Where a line holds the word "page", copy that line.

--- start of Data listing ---

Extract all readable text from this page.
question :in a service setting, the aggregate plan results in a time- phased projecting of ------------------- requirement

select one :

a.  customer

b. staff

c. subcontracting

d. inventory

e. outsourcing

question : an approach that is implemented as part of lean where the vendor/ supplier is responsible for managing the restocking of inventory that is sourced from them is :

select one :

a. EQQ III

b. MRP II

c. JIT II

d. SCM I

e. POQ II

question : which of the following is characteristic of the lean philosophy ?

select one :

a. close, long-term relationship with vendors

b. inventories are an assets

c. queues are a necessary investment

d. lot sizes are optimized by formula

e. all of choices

--- end of Data listing ---
--- start of Data listing ---

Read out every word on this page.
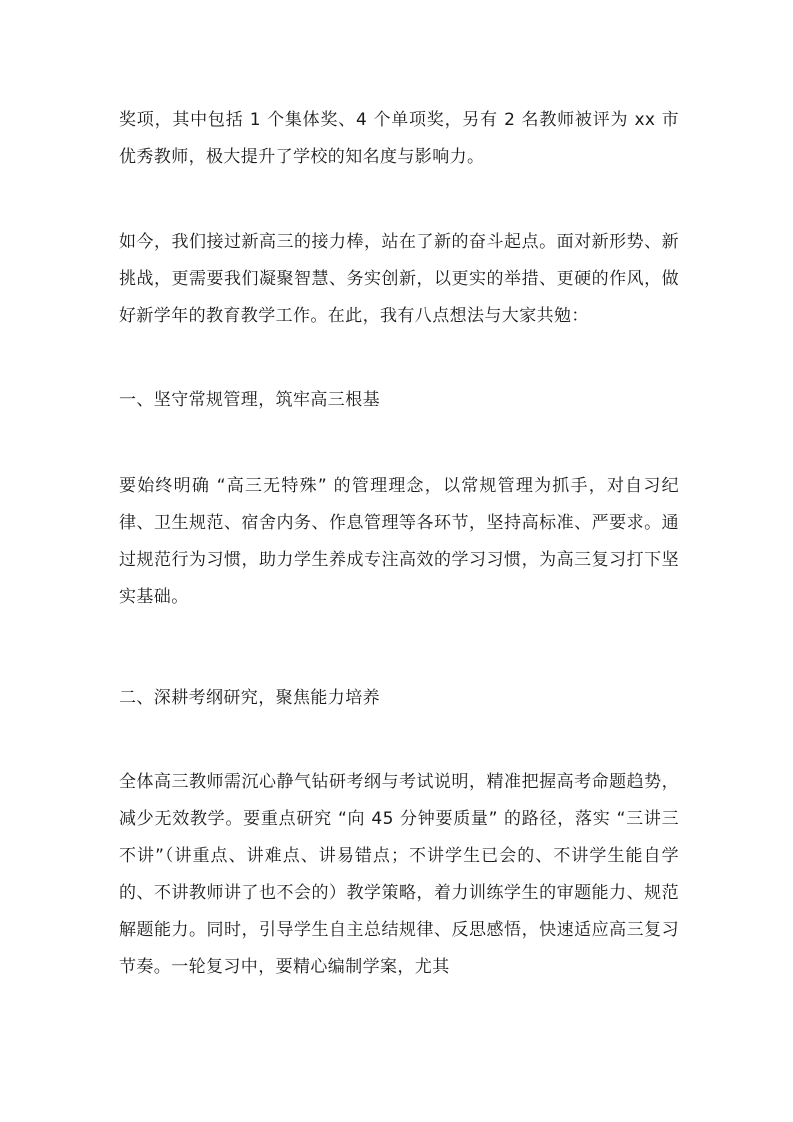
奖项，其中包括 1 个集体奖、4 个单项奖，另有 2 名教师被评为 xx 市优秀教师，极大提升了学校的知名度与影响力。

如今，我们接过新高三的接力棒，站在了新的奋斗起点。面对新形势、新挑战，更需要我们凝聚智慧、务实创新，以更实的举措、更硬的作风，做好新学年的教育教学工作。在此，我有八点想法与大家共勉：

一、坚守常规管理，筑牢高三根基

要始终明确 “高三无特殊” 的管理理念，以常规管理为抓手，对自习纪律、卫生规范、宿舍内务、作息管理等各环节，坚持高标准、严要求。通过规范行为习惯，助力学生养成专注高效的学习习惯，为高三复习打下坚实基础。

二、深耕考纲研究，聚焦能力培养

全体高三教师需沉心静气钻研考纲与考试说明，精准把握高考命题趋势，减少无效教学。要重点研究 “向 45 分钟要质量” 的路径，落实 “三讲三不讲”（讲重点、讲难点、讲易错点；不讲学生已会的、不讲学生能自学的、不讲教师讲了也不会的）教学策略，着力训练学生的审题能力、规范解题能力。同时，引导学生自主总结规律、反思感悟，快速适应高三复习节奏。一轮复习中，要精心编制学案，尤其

--- end of Data listing ---

## The reply
Extract all readable text from this page.
Read out every word on this page.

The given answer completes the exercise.